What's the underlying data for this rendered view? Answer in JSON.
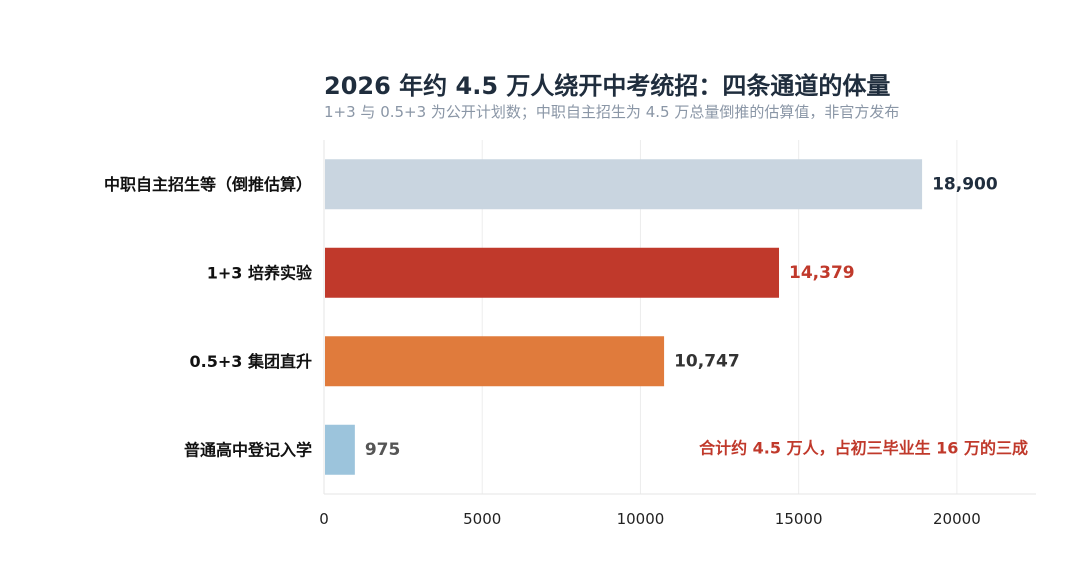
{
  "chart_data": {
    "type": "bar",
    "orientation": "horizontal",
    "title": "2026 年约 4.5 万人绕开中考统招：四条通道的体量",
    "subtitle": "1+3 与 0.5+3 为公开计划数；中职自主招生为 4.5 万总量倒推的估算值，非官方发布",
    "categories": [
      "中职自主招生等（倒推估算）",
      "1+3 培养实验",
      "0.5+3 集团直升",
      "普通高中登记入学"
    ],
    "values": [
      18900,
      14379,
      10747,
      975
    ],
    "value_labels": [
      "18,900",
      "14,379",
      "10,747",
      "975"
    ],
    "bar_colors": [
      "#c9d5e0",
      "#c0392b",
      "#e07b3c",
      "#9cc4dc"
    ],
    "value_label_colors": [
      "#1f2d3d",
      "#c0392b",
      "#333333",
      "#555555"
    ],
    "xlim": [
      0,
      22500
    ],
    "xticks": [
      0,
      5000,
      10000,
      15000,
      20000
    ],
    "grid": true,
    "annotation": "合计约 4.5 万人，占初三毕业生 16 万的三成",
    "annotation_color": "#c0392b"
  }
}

_To do_
Quote the records above in full, dropping each picture.

_Task response_
What's the underlying data for this rendered view? Answer in JSON.
{
  "chart_data": {
    "type": "bar",
    "orientation": "horizontal",
    "title": "2026 年约 4.5 万人绕开中考统招：四条通道的体量",
    "subtitle": "1+3 与 0.5+3 为公开计划数；中职自主招生为 4.5 万总量倒推的估算值，非官方发布",
    "categories": [
      "中职自主招生等（倒推估算）",
      "1+3 培养实验",
      "0.5+3 集团直升",
      "普通高中登记入学"
    ],
    "values": [
      18900,
      14379,
      10747,
      975
    ],
    "value_labels": [
      "18,900",
      "14,379",
      "10,747",
      "975"
    ],
    "bar_colors": [
      "#c9d5e0",
      "#c0392b",
      "#e07b3c",
      "#9cc4dc"
    ],
    "value_label_colors": [
      "#1f2d3d",
      "#c0392b",
      "#333333",
      "#555555"
    ],
    "xlim": [
      0,
      22500
    ],
    "xticks": [
      0,
      5000,
      10000,
      15000,
      20000
    ],
    "grid": true,
    "annotation": "合计约 4.5 万人，占初三毕业生 16 万的三成",
    "annotation_color": "#c0392b"
  }
}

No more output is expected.